SET EXERCISE>
Locate the word "أيضا" in the entries below, then gather every line that holds it.
>> BEGIN RECORDS
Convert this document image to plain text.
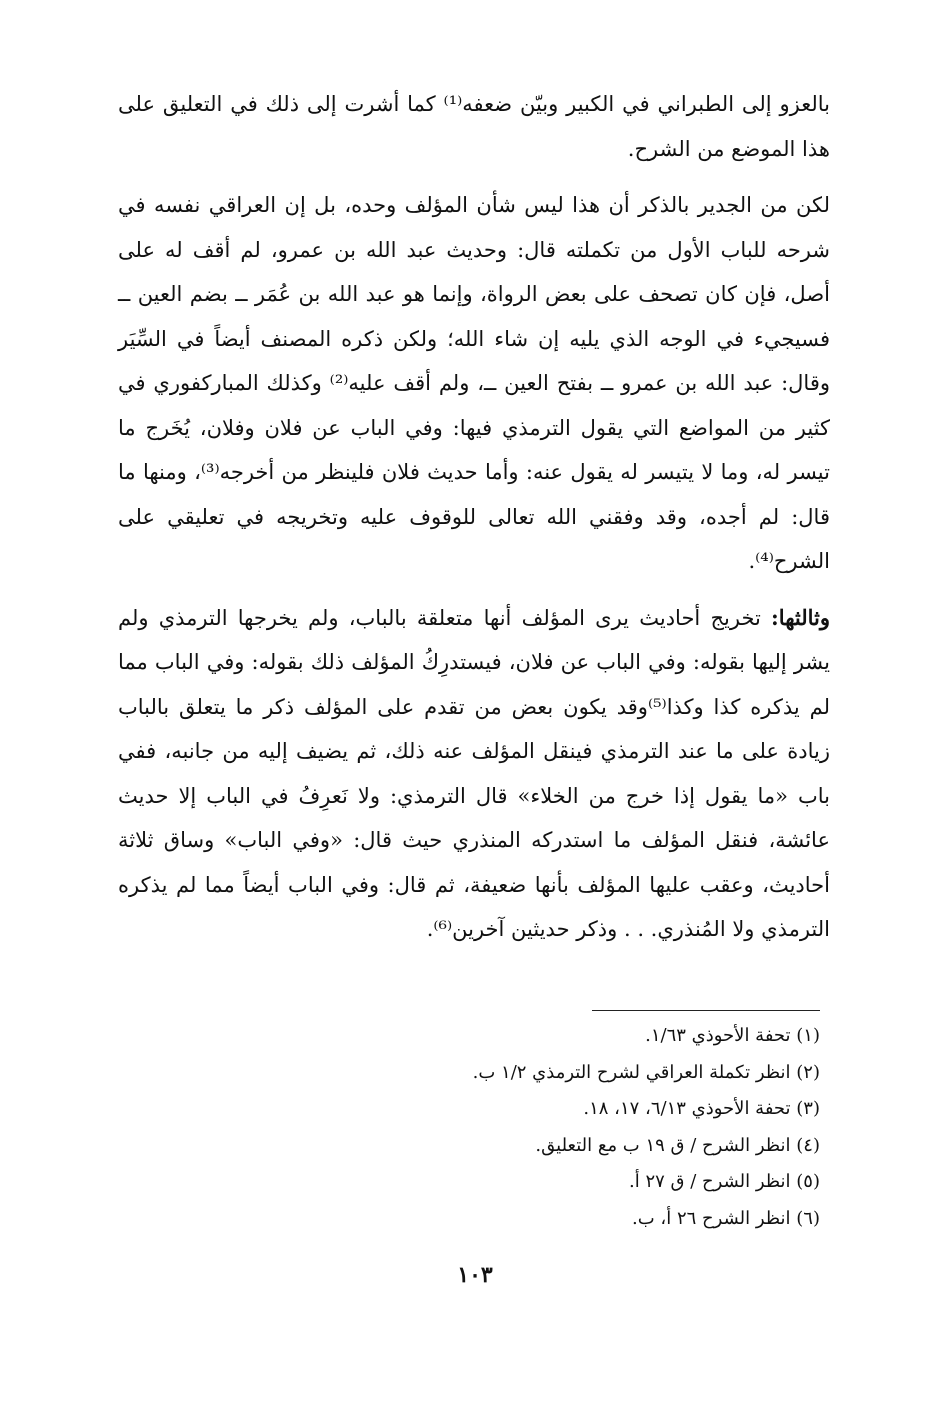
بالعزو إلى الطبراني في الكبير وبيّن ضعفه⁽¹⁾ كما أشرت إلى ذلك في التعليق على هذا الموضع من الشرح.

لكن من الجدير بالذكر أن هذا ليس شأن المؤلف وحده، بل إن العراقي نفسه في شرحه للباب الأول من تكملته قال: وحديث عبد الله بن عمرو، لم أقف له على أصل، فإن كان تصحف على بعض الرواة، وإنما هو عبد الله بن عُمَر ــ بضم العين ــ فسيجيء في الوجه الذي يليه إن شاء الله؛ ولكن ذكره المصنف أيضاً في السِّيَر وقال: عبد الله بن عمرو ــ بفتح العين ــ، ولم أقف عليه⁽²⁾ وكذلك المباركفوري في كثير من المواضع التي يقول الترمذي فيها: وفي الباب عن فلان وفلان، يُخَرج ما تيسر له، وما لا يتيسر له يقول عنه: وأما حديث فلان فلينظر من أخرجه⁽³⁾، ومنها ما قال: لم أجده، وقد وفقني الله تعالى للوقوف عليه وتخريجه في تعليقي على الشرح⁽⁴⁾.

وثالثها: تخريج أحاديث يرى المؤلف أنها متعلقة بالباب، ولم يخرجها الترمذي ولم يشر إليها بقوله: وفي الباب عن فلان، فيستدرِكُ المؤلف ذلك بقوله: وفي الباب مما لم يذكره كذا وكذا⁽⁵⁾وقد يكون بعض من تقدم على المؤلف ذكر ما يتعلق بالباب زيادة على ما عند الترمذي فينقل المؤلف عنه ذلك، ثم يضيف إليه من جانبه، ففي باب «ما يقول إذا خرج من الخلاء» قال الترمذي: ولا نَعرِفُ في الباب إلا حديث عائشة، فنقل المؤلف ما استدركه المنذري حيث قال: «وفي الباب» وساق ثلاثة أحاديث، وعقب عليها المؤلف بأنها ضعيفة، ثم قال: وفي الباب أيضاً مما لم يذكره الترمذي ولا المُنذري. . . وذكر حديثين آخرين⁽⁶⁾.

(١) تحفة الأحوذي ١/٦٣.
(٢) انظر تكملة العراقي لشرح الترمذي ١/٢ ب.
(٣) تحفة الأحوذي ٦/١٣، ١٧، ١٨.
(٤) انظر الشرح / ق ١٩ ب مع التعليق.
(٥) انظر الشرح / ق ٢٧ أ.
(٦) انظر الشرح ٢٦ أ، ب.
١٠٣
>> END RECORDS
EXERCISE RESULT>
لكن من الجدير بالذكر أن هذا ليس شأن المؤلف وحده، بل إن العراقي نفسه في شرحه للباب الأول من تكملته قال: وحديث عبد الله بن عمرو، لم أقف له على أصل، فإن كان تصحف على بعض الرواة، وإنما هو عبد الله بن عُمَر ــ بضم العين ــ فسيجيء في الوجه الذي يليه إن شاء الله؛ ولكن ذكره المصنف أيضاً في السِّيَر وقال: عبد الله بن عمرو ــ بفتح العين ــ، ولم أقف عليه⁽²⁾ وكذلك المباركفوري في كثير من المواضع التي يقول الترمذي فيها: وفي الباب عن فلان وفلان، يُخَرج ما تيسر له، وما لا يتيسر له يقول عنه: وأما حديث فلان فلينظر من أخرجه⁽³⁾، ومنها ما قال: لم أجده، وقد وفقني الله تعالى للوقوف عليه وتخريجه في تعليقي على الشرح⁽⁴⁾.
وثالثها: تخريج أحاديث يرى المؤلف أنها متعلقة بالباب، ولم يخرجها الترمذي ولم يشر إليها بقوله: وفي الباب عن فلان، فيستدرِكُ المؤلف ذلك بقوله: وفي الباب مما لم يذكره كذا وكذا⁽⁵⁾وقد يكون بعض من تقدم على المؤلف ذكر ما يتعلق بالباب زيادة على ما عند الترمذي فينقل المؤلف عنه ذلك، ثم يضيف إليه من جانبه، ففي باب «ما يقول إذا خرج من الخلاء» قال الترمذي: ولا نَعرِفُ في الباب إلا حديث عائشة، فنقل المؤلف ما استدركه المنذري حيث قال: «وفي الباب» وساق ثلاثة أحاديث، وعقب عليها المؤلف بأنها ضعيفة، ثم قال: وفي الباب أيضاً مما لم يذكره الترمذي ولا المُنذري. . . وذكر حديثين آخرين⁽⁶⁾.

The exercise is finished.